-- Work to be completed --
Please give the listing again, word for word, with nothing left out.

-- Input material --

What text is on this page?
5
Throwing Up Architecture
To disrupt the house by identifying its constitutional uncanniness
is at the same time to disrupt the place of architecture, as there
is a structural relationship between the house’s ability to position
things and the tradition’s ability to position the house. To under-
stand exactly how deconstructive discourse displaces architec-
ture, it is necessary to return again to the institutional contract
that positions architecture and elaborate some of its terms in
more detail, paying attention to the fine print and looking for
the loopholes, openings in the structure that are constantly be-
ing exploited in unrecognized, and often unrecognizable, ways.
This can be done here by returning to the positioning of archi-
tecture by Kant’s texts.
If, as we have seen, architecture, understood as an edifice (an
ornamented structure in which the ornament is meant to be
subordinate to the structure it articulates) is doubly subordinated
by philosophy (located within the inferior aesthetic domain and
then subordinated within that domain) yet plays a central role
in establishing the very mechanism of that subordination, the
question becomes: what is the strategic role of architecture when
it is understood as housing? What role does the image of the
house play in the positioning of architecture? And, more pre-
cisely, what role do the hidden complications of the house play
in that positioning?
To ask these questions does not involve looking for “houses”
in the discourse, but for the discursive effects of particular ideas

-- Task output --
What text is on this page?
5
Throwing Up Architecture
To disrupt the house by identifying its constitutional uncanniness
is at the same time to disrupt the place of architecture, as there
is a structural relationship between the house’s ability to position
things and the tradition’s ability to position the house. To under-
stand exactly how deconstructive discourse displaces architec-
ture, it is necessary to return again to the institutional contract
that positions architecture and elaborate some of its terms in
more detail, paying attention to the fine print and looking for
the loopholes, openings in the structure that are constantly be-
ing exploited in unrecognized, and often unrecognizable, ways.
This can be done here by returning to the positioning of archi-
tecture by Kant’s texts.
If, as we have seen, architecture, understood as an edifice (an
ornamented structure in which the ornament is meant to be
subordinate to the structure it articulates) is doubly subordinated
by philosophy (located within the inferior aesthetic domain and
then subordinated within that domain) yet plays a central role
in establishing the very mechanism of that subordination, the
question becomes: what is the strategic role of architecture when
it is understood as housing? What role does the image of the
house play in the positioning of architecture? And, more pre-
cisely, what role do the hidden complications of the house play
in that positioning?
To ask these questions does not involve looking for “houses”
in the discourse, but for the discursive effects of particular ideas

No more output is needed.